Collected data entries:
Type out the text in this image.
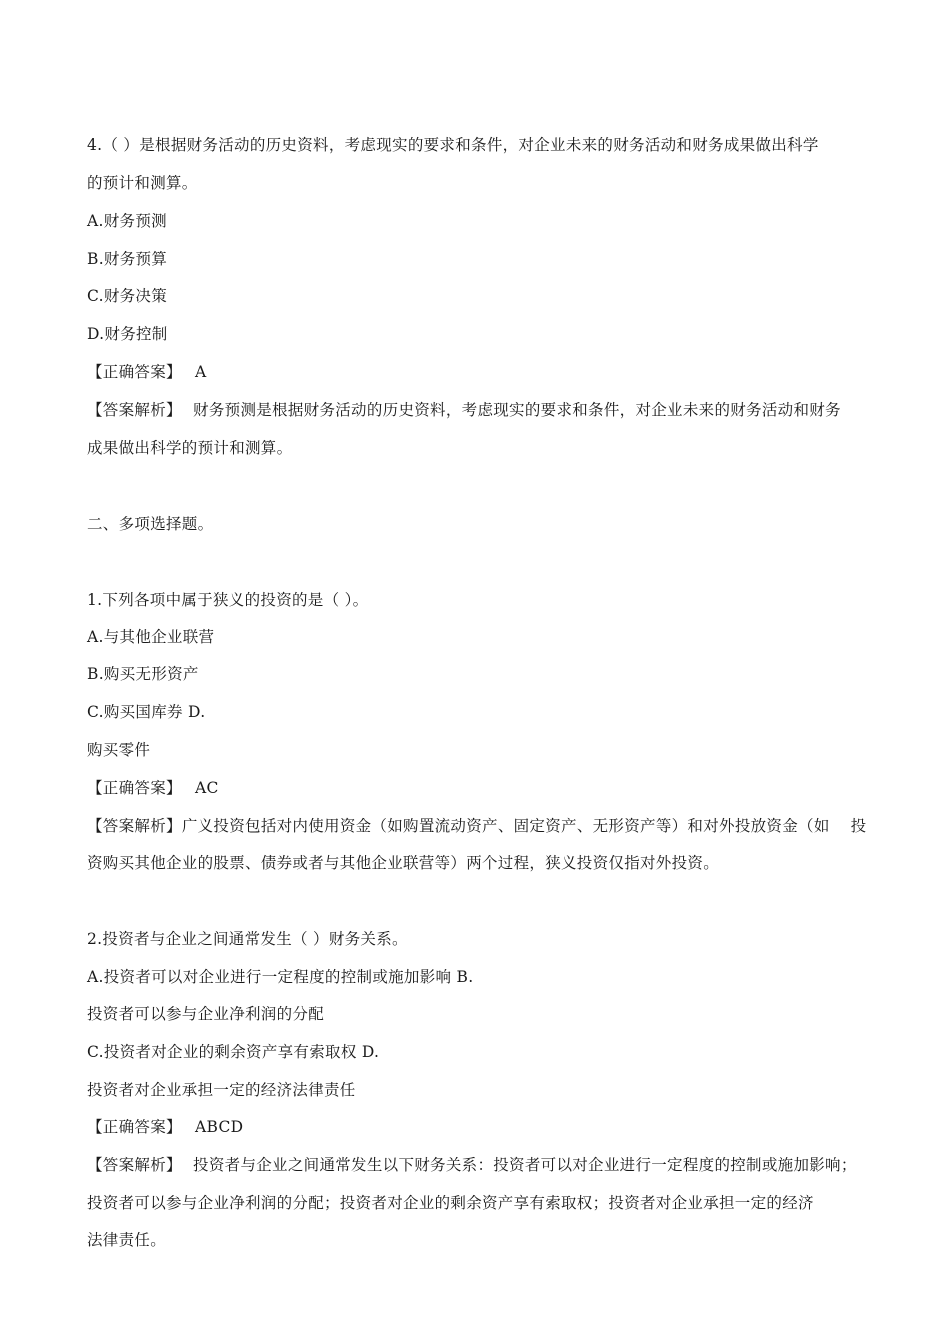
4.（ ）是根据财务活动的历史资料，考虑现实的要求和条件，对企业未来的财务活动和财务成果做出科学
的预计和测算。
A.财务预测
B.财务预算
C.财务决策
D.财务控制
【正确答案】 A
【答案解析】 财务预测是根据财务活动的历史资料，考虑现实的要求和条件，对企业未来的财务活动和财务
成果做出科学的预计和测算。
二、多项选择题。
1.下列各项中属于狭义的投资的是（ ）。
A.与其他企业联营
B.购买无形资产
C.购买国库券 D.
购买零件
【正确答案】 AC
【答案解析】广义投资包括对内使用资金（如购置流动资产、固定资产、无形资产等）和对外投放资金（如　 投
资购买其他企业的股票、债券或者与其他企业联营等）两个过程，狭义投资仅指对外投资。
2.投资者与企业之间通常发生（ ）财务关系。
A.投资者可以对企业进行一定程度的控制或施加影响 B.
投资者可以参与企业净利润的分配
C.投资者对企业的剩余资产享有索取权 D.
投资者对企业承担一定的经济法律责任
【正确答案】 ABCD
【答案解析】 投资者与企业之间通常发生以下财务关系：投资者可以对企业进行一定程度的控制或施加影响；
投资者可以参与企业净利润的分配；投资者对企业的剩余资产享有索取权；投资者对企业承担一定的经济
法律责任。
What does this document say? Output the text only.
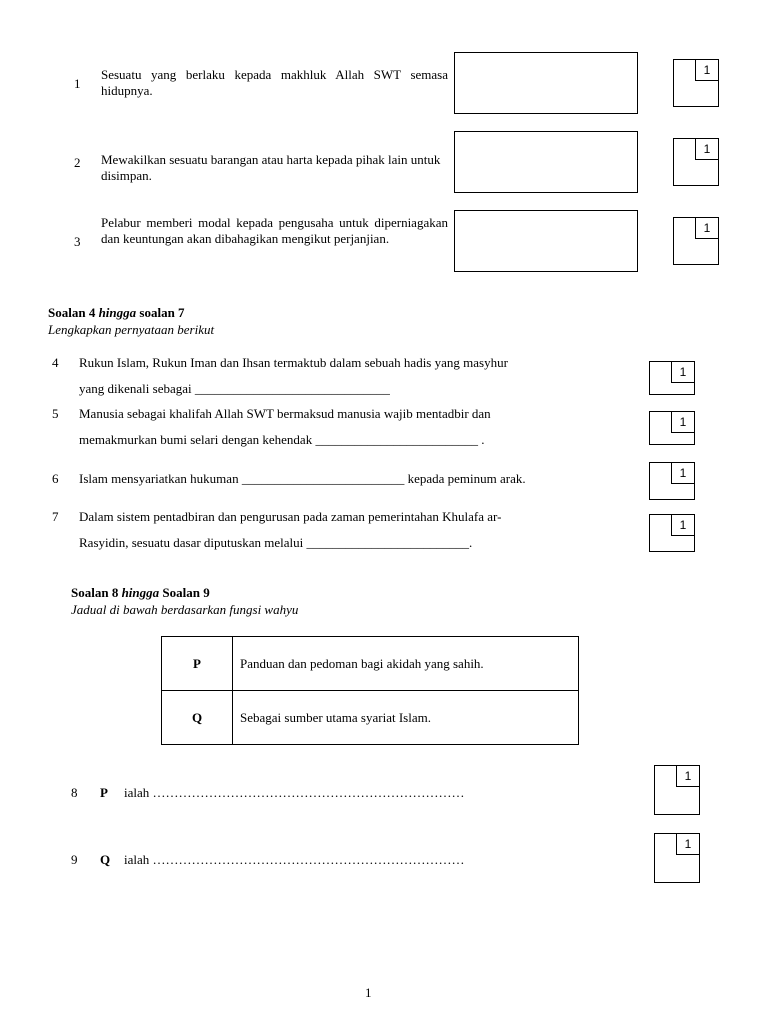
1
Sesuatu yang berlaku kepada makhluk Allah SWT semasa hidupnya.
1
2 Mewakilkan sesuatu barangan atau harta kepada pihak lain untuk disimpan.
1
3
Pelabur memberi modal kepada pengusaha untuk diperniagakan dan keuntungan akan dibahagikan mengikut perjanjian.
1
Soalan 4 hingga soalan 7
Lengkapkan pernyataan berikut
4 Rukun Islam, Rukun Iman dan Ihsan termaktub dalam sebuah hadis yang masyhur
yang dikenali sebagai ______________________________
1
5 Manusia sebagai khalifah Allah SWT bermaksud manusia wajib mentadbir dan
memakmurkan bumi selari dengan kehendak _________________________ .
1
6 Islam mensyariatkan hukuman _________________________ kepada peminum arak.	1
7 Dalam sistem pentadbiran dan pengurusan pada zaman pemerintahan Khulafa ar-
Rasyidin, sesuatu dasar diputuskan melalui _________________________.
1
Soalan 8 hingga Soalan 9
Jadual di bawah berdasarkan fungsi wahyu
P	Panduan dan pedoman bagi akidah yang sahih.
Q	Sebagai sumber utama syariat Islam.
8 P ialah ………………………………………………………………
1
9 Q ialah ………………………………………………………………
1
1
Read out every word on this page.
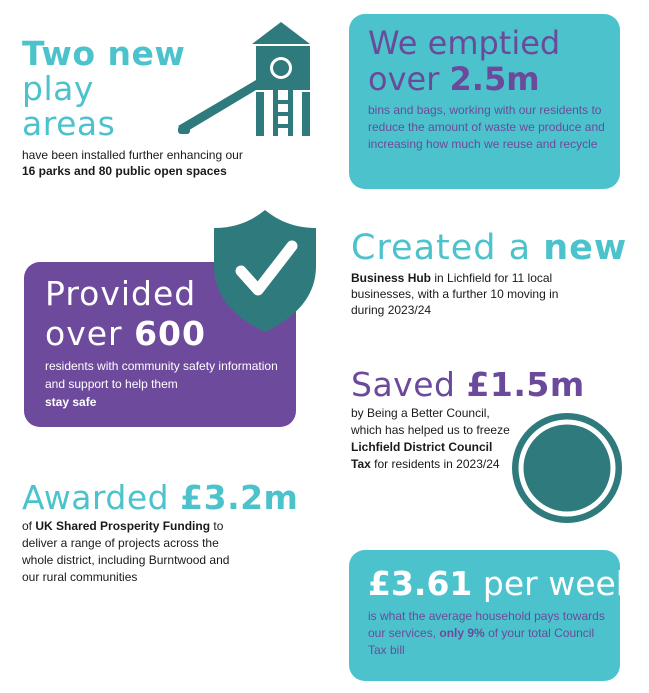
Two new
play
areas
have been installed further enhancing our
16 parks and 80 public open spaces
We emptied
over 2.5m
bins and bags, working with our residents to reduce the amount of waste we produce and increasing how much we reuse and recycle
Provided
over 600
residents with community safety information and support to help them
stay safe
Created a new
Business Hub in Lichfield for 11 local businesses, with a further 10 moving in during 2023/24
Saved £1.5m
by Being a Better Council, which has helped us to freeze Lichfield District Council Tax for residents in 2023/24 £
Awarded £3.2m
of UK Shared Prosperity Funding to deliver a range of projects across the whole district, including Burntwood and our rural communities	£3.61 per week
is what the average household pays towards our services, only 9% of your total Council Tax bill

DIRECTION:
Omit every image. Quote each record exactly.

THE RESPONSE:
Type out the text in this image.
4.（ ）是根据财务活动的历史资料，考虑现实的要求和条件，对企业未来的财务活动和财务成果做出科学
的预计和测算。
A.财务预测
B.财务预算
C.财务决策
D.财务控制
【正确答案】 A
【答案解析】 财务预测是根据财务活动的历史资料，考虑现实的要求和条件，对企业未来的财务活动和财务
成果做出科学的预计和测算。
二、多项选择题。
1.下列各项中属于狭义的投资的是（ ）。
A.与其他企业联营
B.购买无形资产
C.购买国库券 D.
购买零件
【正确答案】 AC
【答案解析】广义投资包括对内使用资金（如购置流动资产、固定资产、无形资产等）和对外投放资金（如　 投
资购买其他企业的股票、债券或者与其他企业联营等）两个过程，狭义投资仅指对外投资。
2.投资者与企业之间通常发生（ ）财务关系。
A.投资者可以对企业进行一定程度的控制或施加影响 B.
投资者可以参与企业净利润的分配
C.投资者对企业的剩余资产享有索取权 D.
投资者对企业承担一定的经济法律责任
【正确答案】 ABCD
【答案解析】 投资者与企业之间通常发生以下财务关系：投资者可以对企业进行一定程度的控制或施加影响；
投资者可以参与企业净利润的分配；投资者对企业的剩余资产享有索取权；投资者对企业承担一定的经济
法律责任。
What does this document say? Output the text only.
1
Sesuatu yang berlaku kepada makhluk Allah SWT semasa hidupnya.
1
2 Mewakilkan sesuatu barangan atau harta kepada pihak lain untuk disimpan.
1
3
Pelabur memberi modal kepada pengusaha untuk diperniagakan dan keuntungan akan dibahagikan mengikut perjanjian.
1
Soalan 4 hingga soalan 7
Lengkapkan pernyataan berikut
4 Rukun Islam, Rukun Iman dan Ihsan termaktub dalam sebuah hadis yang masyhur
yang dikenali sebagai ______________________________
1
5 Manusia sebagai khalifah Allah SWT bermaksud manusia wajib mentadbir dan
memakmurkan bumi selari dengan kehendak _________________________ .
1
6 Islam mensyariatkan hukuman _________________________ kepada peminum arak.	1
7 Dalam sistem pentadbiran dan pengurusan pada zaman pemerintahan Khulafa ar-
Rasyidin, sesuatu dasar diputuskan melalui _________________________.
1
Soalan 8 hingga Soalan 9
Jadual di bawah berdasarkan fungsi wahyu
P	Panduan dan pedoman bagi akidah yang sahih.
Q	Sebagai sumber utama syariat Islam.
8 P ialah ………………………………………………………………
1
9 Q ialah ………………………………………………………………
1
1
Read out every word on this page.
Two new
play
areas
have been installed further enhancing our
16 parks and 80 public open spaces
We emptied
over 2.5m
bins and bags, working with our residents to reduce the amount of waste we produce and increasing how much we reuse and recycle
Provided
over 600
residents with community safety information and support to help them
stay safe
Created a new
Business Hub in Lichfield for 11 local businesses, with a further 10 moving in during 2023/24
Saved £1.5m
by Being a Better Council, which has helped us to freeze Lichfield District Council Tax for residents in 2023/24 £
Awarded £3.2m
of UK Shared Prosperity Funding to deliver a range of projects across the whole district, including Burntwood and our rural communities	£3.61 per week
is what the average household pays towards our services, only 9% of your total Council Tax bill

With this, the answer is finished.